# TAREA POR REALIZAR
Transcribe sin ningún cambio cada una de las líneas del material que sigue.

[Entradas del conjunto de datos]
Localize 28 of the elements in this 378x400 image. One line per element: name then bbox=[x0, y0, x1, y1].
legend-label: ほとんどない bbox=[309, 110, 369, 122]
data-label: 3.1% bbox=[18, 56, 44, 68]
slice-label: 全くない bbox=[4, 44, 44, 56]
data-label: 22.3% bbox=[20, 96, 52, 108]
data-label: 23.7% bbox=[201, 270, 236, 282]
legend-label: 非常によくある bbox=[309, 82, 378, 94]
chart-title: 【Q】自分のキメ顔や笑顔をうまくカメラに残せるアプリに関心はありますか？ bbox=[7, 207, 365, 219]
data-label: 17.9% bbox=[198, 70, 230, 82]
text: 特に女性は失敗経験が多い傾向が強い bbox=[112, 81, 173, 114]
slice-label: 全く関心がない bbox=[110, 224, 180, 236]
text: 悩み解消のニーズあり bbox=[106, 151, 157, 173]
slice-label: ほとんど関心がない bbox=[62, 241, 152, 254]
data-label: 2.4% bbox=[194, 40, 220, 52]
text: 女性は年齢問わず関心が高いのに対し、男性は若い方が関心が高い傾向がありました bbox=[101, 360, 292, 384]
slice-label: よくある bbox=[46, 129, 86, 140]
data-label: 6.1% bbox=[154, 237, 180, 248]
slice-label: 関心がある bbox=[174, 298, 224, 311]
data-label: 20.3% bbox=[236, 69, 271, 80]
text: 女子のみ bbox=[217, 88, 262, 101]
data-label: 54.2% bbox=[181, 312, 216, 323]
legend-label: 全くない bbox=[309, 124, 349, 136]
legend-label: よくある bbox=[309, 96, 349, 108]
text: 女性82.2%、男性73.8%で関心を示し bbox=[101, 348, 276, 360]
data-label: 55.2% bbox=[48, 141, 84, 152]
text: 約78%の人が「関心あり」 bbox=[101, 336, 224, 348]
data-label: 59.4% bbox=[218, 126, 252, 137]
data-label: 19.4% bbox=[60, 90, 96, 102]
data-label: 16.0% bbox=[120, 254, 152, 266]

# RESULTADO DEL EJERCICIO
Localize 28 of the elements in this 378x400 image. One line per element: name then bbox=[x0, y0, x1, y1].
legend-label: ほとんどない bbox=[309, 110, 369, 122]
data-label: 3.1% bbox=[18, 56, 44, 68]
slice-label: 全くない bbox=[4, 44, 44, 56]
data-label: 22.3% bbox=[20, 96, 52, 108]
data-label: 23.7% bbox=[201, 270, 236, 282]
legend-label: 非常によくある bbox=[309, 82, 378, 94]
chart-title: 【Q】自分のキメ顔や笑顔をうまくカメラに残せるアプリに関心はありますか？ bbox=[7, 207, 365, 219]
data-label: 17.9% bbox=[198, 70, 230, 82]
text: 特に女性は失敗経験が多い傾向が強い bbox=[112, 81, 173, 114]
slice-label: 全く関心がない bbox=[110, 224, 180, 236]
text: 悩み解消のニーズあり bbox=[106, 151, 157, 173]
slice-label: ほとんど関心がない bbox=[62, 241, 152, 254]
data-label: 2.4% bbox=[194, 40, 220, 52]
text: 女性は年齢問わず関心が高いのに対し、男性は若い方が関心が高い傾向がありました bbox=[101, 360, 292, 384]
slice-label: よくある bbox=[46, 129, 86, 140]
data-label: 6.1% bbox=[154, 237, 180, 248]
slice-label: 関心がある bbox=[174, 298, 224, 311]
data-label: 20.3% bbox=[236, 69, 271, 80]
text: 女子のみ bbox=[217, 88, 262, 101]
data-label: 54.2% bbox=[181, 312, 216, 323]
legend-label: 全くない bbox=[309, 124, 349, 136]
legend-label: よくある bbox=[309, 96, 349, 108]
text: 女性82.2%、男性73.8%で関心を示し bbox=[101, 348, 276, 360]
data-label: 55.2% bbox=[48, 141, 84, 152]
text: 約78%の人が「関心あり」 bbox=[101, 336, 224, 348]
data-label: 59.4% bbox=[218, 126, 252, 137]
data-label: 19.4% bbox=[60, 90, 96, 102]
data-label: 16.0% bbox=[120, 254, 152, 266]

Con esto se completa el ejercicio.